SHORT PROBLEM
In the data, extract each line that holds the string "我国广大居民个人依法纳税的意识还很欠缺".
------ DATA EXTRACT ------
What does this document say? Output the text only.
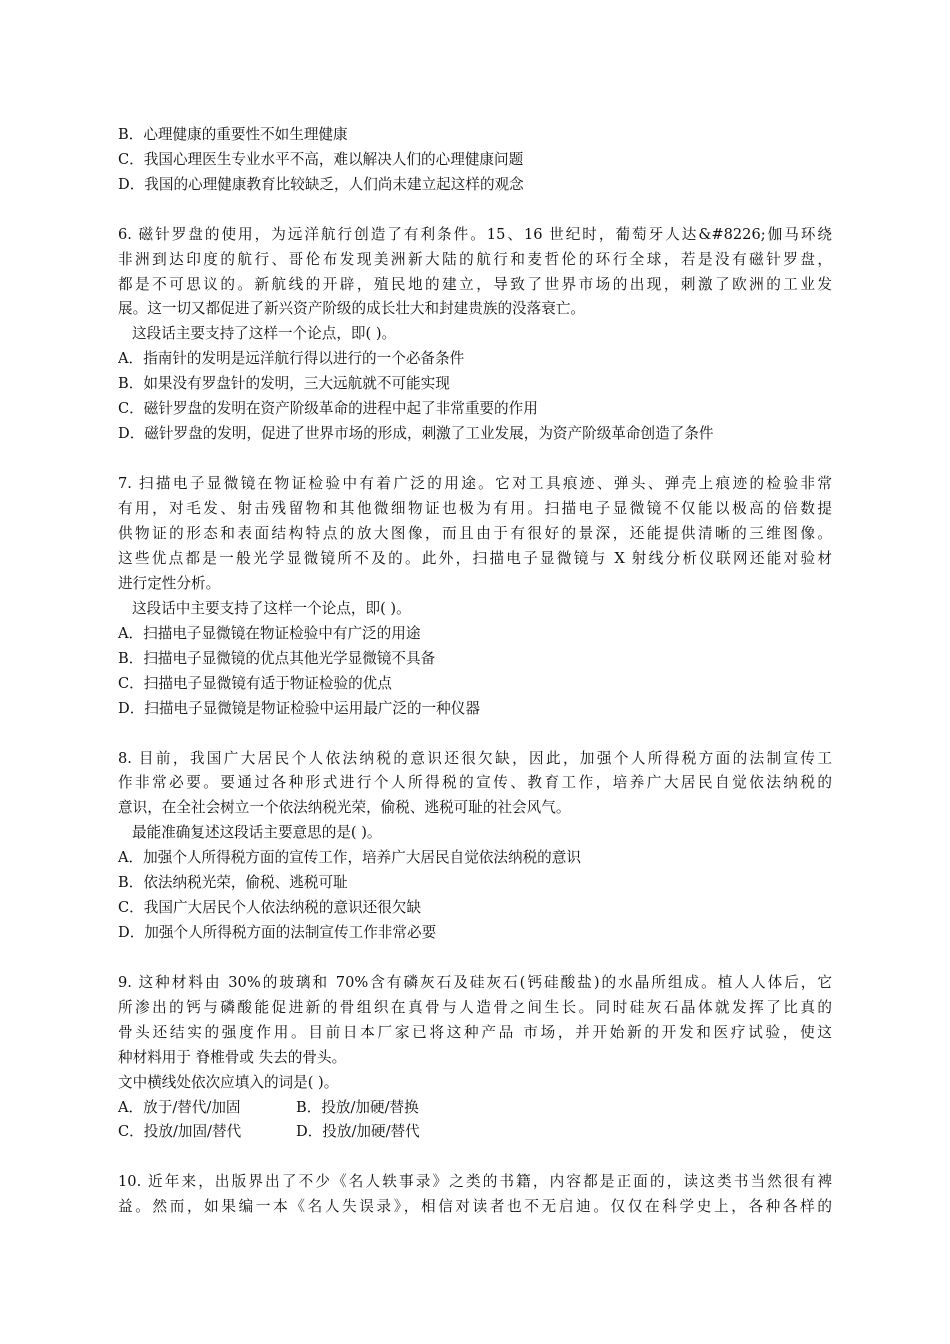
B．心理健康的重要性不如生理健康
C．我国心理医生专业水平不高，难以解决人们的心理健康问题
D．我国的心理健康教育比较缺乏，人们尚未建立起这样的观念
6. 磁针罗盘的使用，为远洋航行创造了有利条件。15、16 世纪时，葡萄牙人达&#8226;伽马环绕
非洲到达印度的航行、哥伦布发现美洲新大陆的航行和麦哲伦的环行全球，若是没有磁针罗盘，
都是不可思议的。新航线的开辟，殖民地的建立，导致了世界市场的出现，刺激了欧洲的工业发
展。这一切又都促进了新兴资产阶级的成长壮大和封建贵族的没落衰亡。
这段话主要支持了这样一个论点，即( )。
A．指南针的发明是远洋航行得以进行的一个必备条件
B．如果没有罗盘针的发明，三大远航就不可能实现
C．磁针罗盘的发明在资产阶级革命的进程中起了非常重要的作用
D．磁针罗盘的发明，促进了世界市场的形成，刺激了工业发展，为资产阶级革命创造了条件
7. 扫描电子显微镜在物证检验中有着广泛的用途。它对工具痕迹、弹头、弹壳上痕迹的检验非常
有用，对毛发、射击残留物和其他微细物证也极为有用。扫描电子显微镜不仅能以极高的倍数提
供物证的形态和表面结构特点的放大图像，而且由于有很好的景深，还能提供清晰的三维图像。
这些优点都是一般光学显微镜所不及的。此外，扫描电子显微镜与 X 射线分析仪联网还能对验材
进行定性分析。
这段话中主要支持了这样一个论点，即( )。
A．扫描电子显微镜在物证检验中有广泛的用途
B．扫描电子显微镜的优点其他光学显微镜不具备
C．扫描电子显微镜有适于物证检验的优点
D．扫描电子显微镜是物证检验中运用最广泛的一种仪器
8. 目前，我国广大居民个人依法纳税的意识还很欠缺，因此，加强个人所得税方面的法制宣传工
作非常必要。要通过各种形式进行个人所得税的宣传、教育工作，培养广大居民自觉依法纳税的
意识，在全社会树立一个依法纳税光荣，偷税、逃税可耻的社会风气。
最能准确复述这段话主要意思的是( )。
A．加强个人所得税方面的宣传工作，培养广大居民自觉依法纳税的意识
B．依法纳税光荣，偷税、逃税可耻
C．我国广大居民个人依法纳税的意识还很欠缺
D．加强个人所得税方面的法制宣传工作非常必要
9. 这种材料由 30%的玻璃和 70%含有磷灰石及硅灰石(钙硅酸盐)的水晶所组成。植人人体后，它
所渗出的钙与磷酸能促进新的骨组织在真骨与人造骨之间生长。同时硅灰石晶体就发挥了比真的
骨头还结实的强度作用。目前日本厂家已将这种产品 市场，并开始新的开发和医疗试验，使这
种材料用于 脊椎骨或 失去的骨头。
文中横线处依次应填入的词是( )。
A．放于/替代/加固	B．投放/加硬/替换
C．投放/加固/替代	D．投放/加硬/替代
10. 近年来，出版界出了不少《名人轶事录》之类的书籍，内容都是正面的，读这类书当然很有裨
益。然而，如果编一本《名人失误录》，相信对读者也不无启迪。仅仅在科学史上，各种各样的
------
CORRECT RESULT
8. 目前，我国广大居民个人依法纳税的意识还很欠缺，因此，加强个人所得税方面的法制宣传工
C．我国广大居民个人依法纳税的意识还很欠缺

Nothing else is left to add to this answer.